* INSTRUCTIONS FOR THE TASK: Below is a block of records; reproduce all of them exactly and leave out any pictures.

>> START

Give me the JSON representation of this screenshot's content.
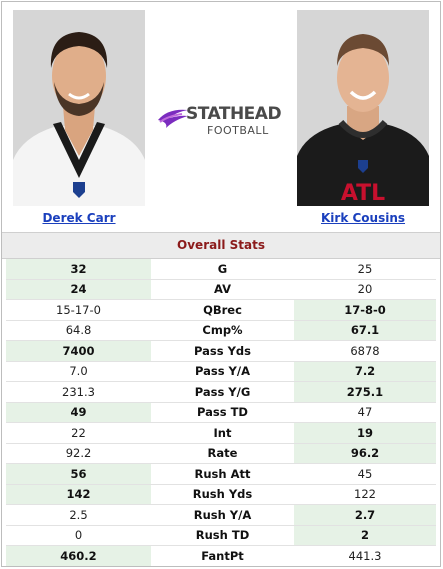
{
  "logo": {
    "word1": "STATHEAD",
    "word2": "FOOTBALL"
  },
  "players": [
    {
      "name": "Derek Carr"
    },
    {
      "name": "Kirk Cousins",
      "jersey_text": "ATL"
    }
  ],
  "section_title": "Overall Stats",
  "stats": [
    {
      "label": "G",
      "left": "32",
      "right": "25",
      "winner": "left"
    },
    {
      "label": "AV",
      "left": "24",
      "right": "20",
      "winner": "left"
    },
    {
      "label": "QBrec",
      "left": "15-17-0",
      "right": "17-8-0",
      "winner": "right"
    },
    {
      "label": "Cmp%",
      "left": "64.8",
      "right": "67.1",
      "winner": "right"
    },
    {
      "label": "Pass Yds",
      "left": "7400",
      "right": "6878",
      "winner": "left"
    },
    {
      "label": "Pass Y/A",
      "left": "7.0",
      "right": "7.2",
      "winner": "right"
    },
    {
      "label": "Pass Y/G",
      "left": "231.3",
      "right": "275.1",
      "winner": "right"
    },
    {
      "label": "Pass TD",
      "left": "49",
      "right": "47",
      "winner": "left"
    },
    {
      "label": "Int",
      "left": "22",
      "right": "19",
      "winner": "right"
    },
    {
      "label": "Rate",
      "left": "92.2",
      "right": "96.2",
      "winner": "right"
    },
    {
      "label": "Rush Att",
      "left": "56",
      "right": "45",
      "winner": "left"
    },
    {
      "label": "Rush Yds",
      "left": "142",
      "right": "122",
      "winner": "left"
    },
    {
      "label": "Rush Y/A",
      "left": "2.5",
      "right": "2.7",
      "winner": "right"
    },
    {
      "label": "Rush TD",
      "left": "0",
      "right": "2",
      "winner": "right"
    },
    {
      "label": "FantPt",
      "left": "460.2",
      "right": "441.3",
      "winner": "left"
    }
  ],
  "colors": {
    "highlight": "#e6f2e6",
    "player_link": "#1a3fbd",
    "section_title": "#8b1a1a",
    "logo_swoosh": "#7b2cbf"
  }
}
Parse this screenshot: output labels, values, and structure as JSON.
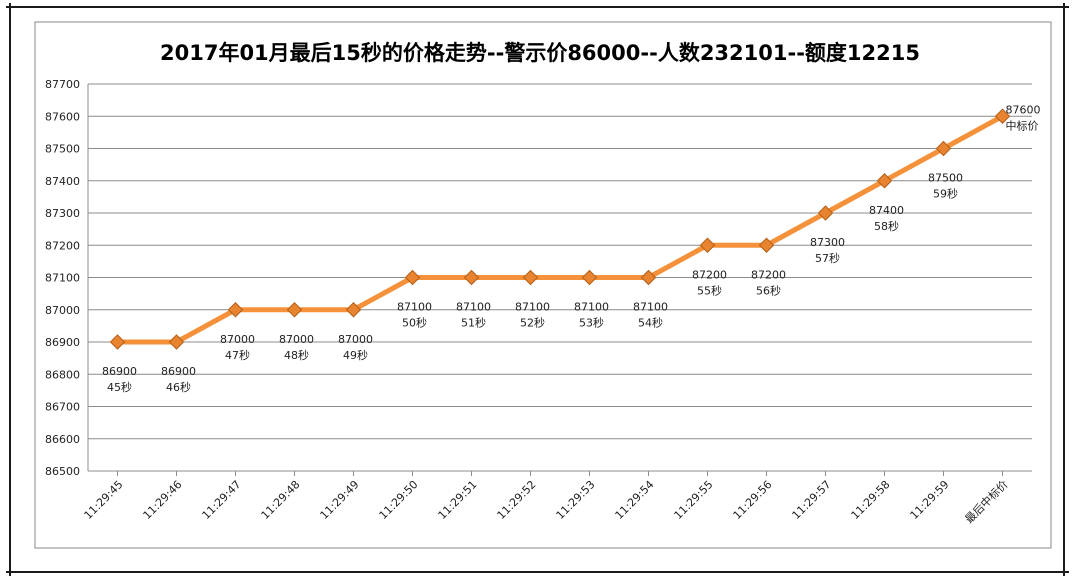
{
  "chart_data": {
    "type": "line",
    "title": "2017年01月最后15秒的价格走势--警示价86000--人数232101--额度12215",
    "categories": [
      "11:29:45",
      "11:29:46",
      "11:29:47",
      "11:29:48",
      "11:29:49",
      "11:29:50",
      "11:29:51",
      "11:29:52",
      "11:29:53",
      "11:29:54",
      "11:29:55",
      "11:29:56",
      "11:29:57",
      "11:29:58",
      "11:29:59",
      "最后中标价"
    ],
    "values": [
      86900,
      86900,
      87000,
      87000,
      87000,
      87100,
      87100,
      87100,
      87100,
      87100,
      87200,
      87200,
      87300,
      87400,
      87500,
      87600
    ],
    "data_labels": [
      [
        "86900",
        "45秒"
      ],
      [
        "86900",
        "46秒"
      ],
      [
        "87000",
        "47秒"
      ],
      [
        "87000",
        "48秒"
      ],
      [
        "87000",
        "49秒"
      ],
      [
        "87100",
        "50秒"
      ],
      [
        "87100",
        "51秒"
      ],
      [
        "87100",
        "52秒"
      ],
      [
        "87100",
        "53秒"
      ],
      [
        "87100",
        "54秒"
      ],
      [
        "87200",
        "55秒"
      ],
      [
        "87200",
        "56秒"
      ],
      [
        "87300",
        "57秒"
      ],
      [
        "87400",
        "58秒"
      ],
      [
        "87500",
        "59秒"
      ],
      [
        "87600",
        "中标价"
      ]
    ],
    "ylim": [
      86500,
      87700
    ],
    "yticks": [
      86500,
      86600,
      86700,
      86800,
      86900,
      87000,
      87100,
      87200,
      87300,
      87400,
      87500,
      87600,
      87700
    ],
    "grid": true,
    "legend": "none",
    "colors": {
      "line": "#F4913A",
      "marker": "#E8842F",
      "marker_edge": "#B35E18",
      "grid": "#8c8c8c"
    }
  }
}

>> END

* RESPONSE:
Give me the JSON representation of this screenshot's content.
{
  "logo": {
    "word1": "STATHEAD",
    "word2": "FOOTBALL"
  },
  "players": [
    {
      "name": "Derek Carr"
    },
    {
      "name": "Kirk Cousins",
      "jersey_text": "ATL"
    }
  ],
  "section_title": "Overall Stats",
  "stats": [
    {
      "label": "G",
      "left": "32",
      "right": "25",
      "winner": "left"
    },
    {
      "label": "AV",
      "left": "24",
      "right": "20",
      "winner": "left"
    },
    {
      "label": "QBrec",
      "left": "15-17-0",
      "right": "17-8-0",
      "winner": "right"
    },
    {
      "label": "Cmp%",
      "left": "64.8",
      "right": "67.1",
      "winner": "right"
    },
    {
      "label": "Pass Yds",
      "left": "7400",
      "right": "6878",
      "winner": "left"
    },
    {
      "label": "Pass Y/A",
      "left": "7.0",
      "right": "7.2",
      "winner": "right"
    },
    {
      "label": "Pass Y/G",
      "left": "231.3",
      "right": "275.1",
      "winner": "right"
    },
    {
      "label": "Pass TD",
      "left": "49",
      "right": "47",
      "winner": "left"
    },
    {
      "label": "Int",
      "left": "22",
      "right": "19",
      "winner": "right"
    },
    {
      "label": "Rate",
      "left": "92.2",
      "right": "96.2",
      "winner": "right"
    },
    {
      "label": "Rush Att",
      "left": "56",
      "right": "45",
      "winner": "left"
    },
    {
      "label": "Rush Yds",
      "left": "142",
      "right": "122",
      "winner": "left"
    },
    {
      "label": "Rush Y/A",
      "left": "2.5",
      "right": "2.7",
      "winner": "right"
    },
    {
      "label": "Rush TD",
      "left": "0",
      "right": "2",
      "winner": "right"
    },
    {
      "label": "FantPt",
      "left": "460.2",
      "right": "441.3",
      "winner": "left"
    }
  ],
  "colors": {
    "highlight": "#e6f2e6",
    "player_link": "#1a3fbd",
    "section_title": "#8b1a1a",
    "logo_swoosh": "#7b2cbf"
  }
}
Parse this screenshot: output labels, values, and structure as JSON.
{
  "chart_data": {
    "type": "line",
    "title": "2017年01月最后15秒的价格走势--警示价86000--人数232101--额度12215",
    "categories": [
      "11:29:45",
      "11:29:46",
      "11:29:47",
      "11:29:48",
      "11:29:49",
      "11:29:50",
      "11:29:51",
      "11:29:52",
      "11:29:53",
      "11:29:54",
      "11:29:55",
      "11:29:56",
      "11:29:57",
      "11:29:58",
      "11:29:59",
      "最后中标价"
    ],
    "values": [
      86900,
      86900,
      87000,
      87000,
      87000,
      87100,
      87100,
      87100,
      87100,
      87100,
      87200,
      87200,
      87300,
      87400,
      87500,
      87600
    ],
    "data_labels": [
      [
        "86900",
        "45秒"
      ],
      [
        "86900",
        "46秒"
      ],
      [
        "87000",
        "47秒"
      ],
      [
        "87000",
        "48秒"
      ],
      [
        "87000",
        "49秒"
      ],
      [
        "87100",
        "50秒"
      ],
      [
        "87100",
        "51秒"
      ],
      [
        "87100",
        "52秒"
      ],
      [
        "87100",
        "53秒"
      ],
      [
        "87100",
        "54秒"
      ],
      [
        "87200",
        "55秒"
      ],
      [
        "87200",
        "56秒"
      ],
      [
        "87300",
        "57秒"
      ],
      [
        "87400",
        "58秒"
      ],
      [
        "87500",
        "59秒"
      ],
      [
        "87600",
        "中标价"
      ]
    ],
    "ylim": [
      86500,
      87700
    ],
    "yticks": [
      86500,
      86600,
      86700,
      86800,
      86900,
      87000,
      87100,
      87200,
      87300,
      87400,
      87500,
      87600,
      87700
    ],
    "grid": true,
    "legend": "none",
    "colors": {
      "line": "#F4913A",
      "marker": "#E8842F",
      "marker_edge": "#B35E18",
      "grid": "#8c8c8c"
    }
  }
}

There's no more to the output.